§ Task goal
Copy out every line in the entries below that includes "name".

Excerpts from a figure dataset
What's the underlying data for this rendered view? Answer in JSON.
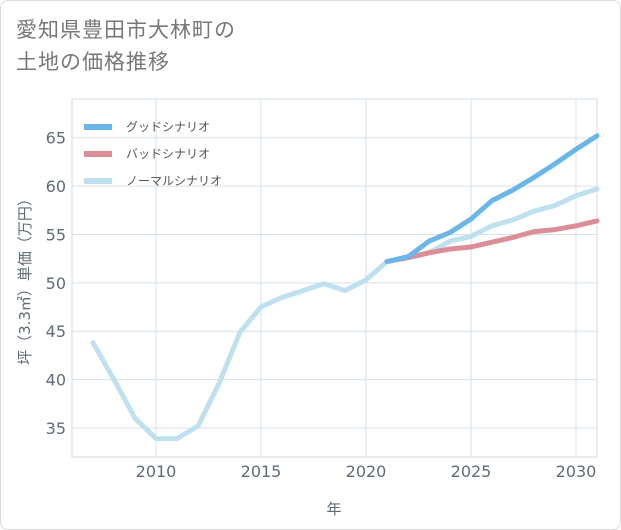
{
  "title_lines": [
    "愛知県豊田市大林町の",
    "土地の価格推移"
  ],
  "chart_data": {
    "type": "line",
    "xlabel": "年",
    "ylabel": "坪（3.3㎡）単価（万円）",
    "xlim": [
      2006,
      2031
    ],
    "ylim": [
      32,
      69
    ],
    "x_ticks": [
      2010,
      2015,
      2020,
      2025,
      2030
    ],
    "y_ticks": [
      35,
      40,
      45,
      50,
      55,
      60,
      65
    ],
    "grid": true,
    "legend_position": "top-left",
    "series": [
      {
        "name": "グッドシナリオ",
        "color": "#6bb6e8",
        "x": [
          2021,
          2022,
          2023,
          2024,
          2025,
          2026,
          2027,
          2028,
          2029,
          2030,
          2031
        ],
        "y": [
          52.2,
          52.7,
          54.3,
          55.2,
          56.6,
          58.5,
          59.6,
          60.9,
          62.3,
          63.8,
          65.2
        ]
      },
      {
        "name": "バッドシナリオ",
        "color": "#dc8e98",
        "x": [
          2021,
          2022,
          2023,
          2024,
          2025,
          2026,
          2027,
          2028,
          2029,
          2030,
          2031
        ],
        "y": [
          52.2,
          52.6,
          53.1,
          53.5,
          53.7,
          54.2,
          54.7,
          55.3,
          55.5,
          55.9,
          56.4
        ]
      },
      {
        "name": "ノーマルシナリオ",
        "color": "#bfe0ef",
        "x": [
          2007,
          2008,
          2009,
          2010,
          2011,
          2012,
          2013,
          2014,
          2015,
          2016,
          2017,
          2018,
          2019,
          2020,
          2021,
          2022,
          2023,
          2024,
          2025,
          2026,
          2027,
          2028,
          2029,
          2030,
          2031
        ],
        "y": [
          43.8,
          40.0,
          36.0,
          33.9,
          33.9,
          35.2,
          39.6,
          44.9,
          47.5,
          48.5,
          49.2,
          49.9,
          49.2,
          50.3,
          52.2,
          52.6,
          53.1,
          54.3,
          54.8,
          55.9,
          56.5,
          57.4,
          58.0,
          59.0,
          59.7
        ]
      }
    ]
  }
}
---
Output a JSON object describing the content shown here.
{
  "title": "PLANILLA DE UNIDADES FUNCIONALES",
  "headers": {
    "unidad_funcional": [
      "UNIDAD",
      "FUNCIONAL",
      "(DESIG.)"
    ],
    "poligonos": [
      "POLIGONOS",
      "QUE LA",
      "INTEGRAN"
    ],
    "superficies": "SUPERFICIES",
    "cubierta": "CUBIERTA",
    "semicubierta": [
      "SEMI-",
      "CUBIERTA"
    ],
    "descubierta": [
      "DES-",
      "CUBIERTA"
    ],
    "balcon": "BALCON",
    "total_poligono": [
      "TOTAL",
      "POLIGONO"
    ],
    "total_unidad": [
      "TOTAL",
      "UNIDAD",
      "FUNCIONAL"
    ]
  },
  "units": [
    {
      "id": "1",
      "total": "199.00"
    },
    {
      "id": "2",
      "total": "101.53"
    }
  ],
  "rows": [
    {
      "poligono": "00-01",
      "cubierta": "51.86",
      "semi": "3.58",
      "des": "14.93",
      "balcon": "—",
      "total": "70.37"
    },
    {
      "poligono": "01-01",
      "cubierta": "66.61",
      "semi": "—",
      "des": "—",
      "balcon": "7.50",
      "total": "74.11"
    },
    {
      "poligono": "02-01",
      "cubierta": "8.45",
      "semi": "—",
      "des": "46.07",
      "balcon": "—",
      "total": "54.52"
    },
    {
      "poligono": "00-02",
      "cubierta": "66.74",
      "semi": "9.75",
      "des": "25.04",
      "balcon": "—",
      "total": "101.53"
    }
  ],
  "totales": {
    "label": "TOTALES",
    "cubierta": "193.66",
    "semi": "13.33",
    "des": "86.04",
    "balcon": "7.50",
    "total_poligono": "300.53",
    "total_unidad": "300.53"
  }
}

§ Written solution
        "name": "グッドシナリオ",
        "name": "バッドシナリオ",
        "name": "ノーマルシナリオ",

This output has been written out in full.